What to do:
Say how many lines of the listing below contain "this", giving the number and nothing else.
-- start of The data --
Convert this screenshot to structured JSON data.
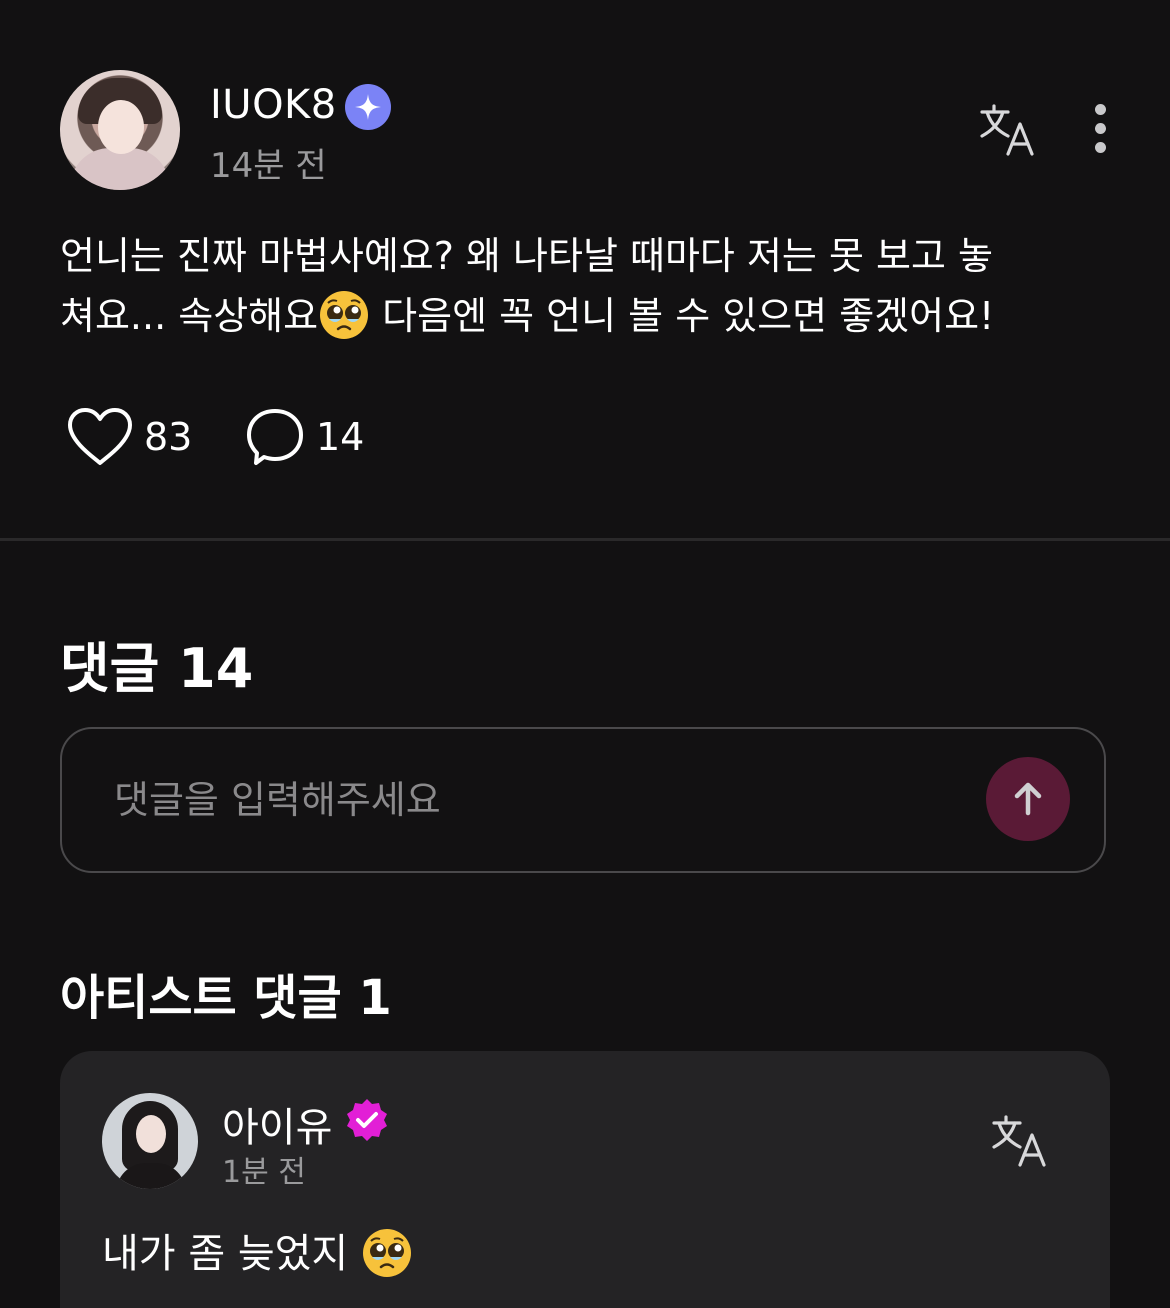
{
  "post": {
    "author": "IUOK8",
    "time": "14분 전",
    "body_line1": "언니는 진짜 마법사예요? 왜 나타날 때마다 저는 못 보고 놓",
    "body_line2a": "쳐요... 속상해요",
    "body_line2b": " 다음엔 꼭 언니 볼 수 있으면 좋겠어요!",
    "likes": "83",
    "comments": "14"
  },
  "comments_section": {
    "title": "댓글 14",
    "input_placeholder": "댓글을 입력해주세요"
  },
  "artist_section": {
    "title": "아티스트 댓글 1",
    "comment": {
      "author": "아이유",
      "time": "1분 전",
      "text": "내가 좀 늦었지 "
    }
  },
  "icons": {
    "verified_star": "sparkle-badge-icon",
    "artist_verified": "verified-check-icon",
    "translate": "translate-icon",
    "more": "more-vertical-icon",
    "like": "heart-icon",
    "comment": "comment-bubble-icon",
    "send": "arrow-up-icon",
    "emoji": "pleading-face-emoji"
  },
  "colors": {
    "background": "#121112",
    "card": "#242325",
    "badge_blue": "#7b83f6",
    "artist_badge": "#e21fd6",
    "send_button": "#5a1a36"
  }
}
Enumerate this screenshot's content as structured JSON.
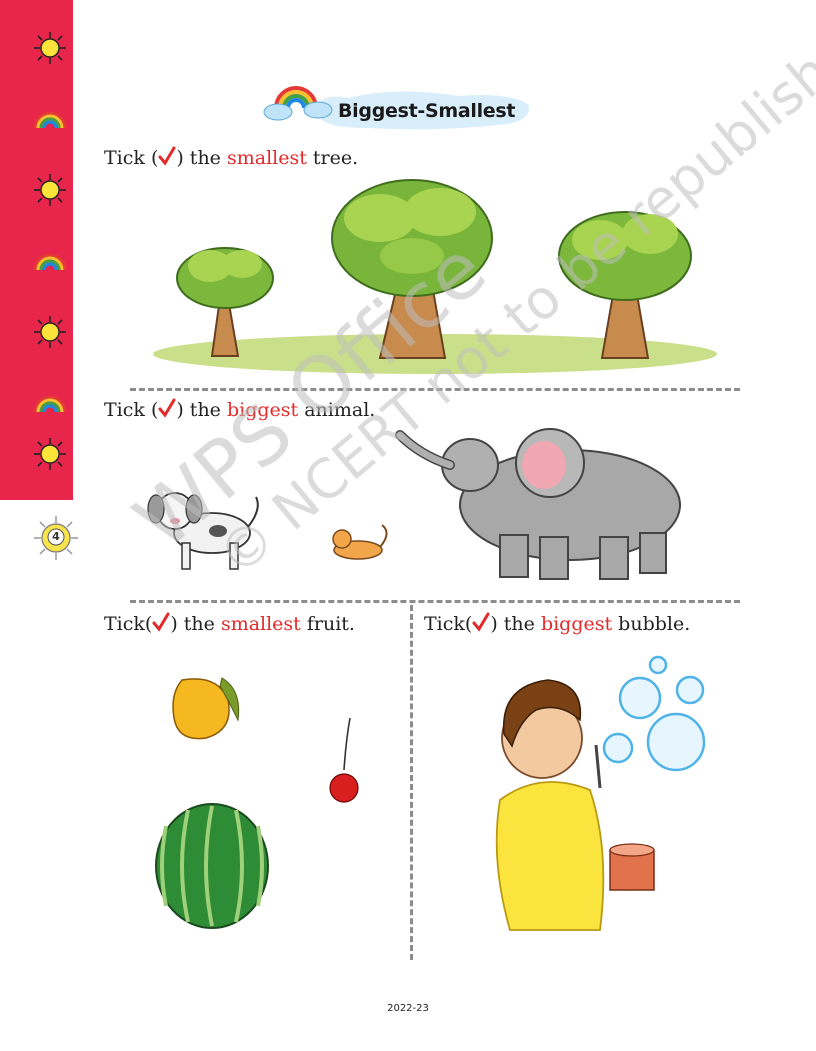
{
  "page": {
    "number": "4",
    "footer": "2022-23"
  },
  "title": "Biggest-Smallest",
  "sections": {
    "trees": {
      "pre": "Tick (",
      "post": ") the ",
      "keyword": "smallest",
      "tail": " tree."
    },
    "animals": {
      "pre": "Tick (",
      "post": ") the ",
      "keyword": "biggest",
      "tail": " animal."
    },
    "fruits": {
      "pre": "Tick(",
      "post": ") the ",
      "keyword": "smallest",
      "tail": " fruit."
    },
    "bubbles": {
      "pre": "Tick(",
      "post": ") the ",
      "keyword": "biggest",
      "tail": " bubble."
    }
  },
  "watermark": {
    "line1": "WPS Office",
    "line2": "© NCERT not to be republished"
  },
  "colors": {
    "side_band": "#e8254a",
    "keyword": "#e32a2a",
    "tick": "#e32a2a",
    "divider": "#8c8c8c"
  },
  "icons": [
    "sun-icon",
    "rainbow-icon",
    "sun-icon",
    "rainbow-icon",
    "sun-icon",
    "rainbow-icon",
    "sun-icon"
  ]
}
-- end of The data --
Full solution:
2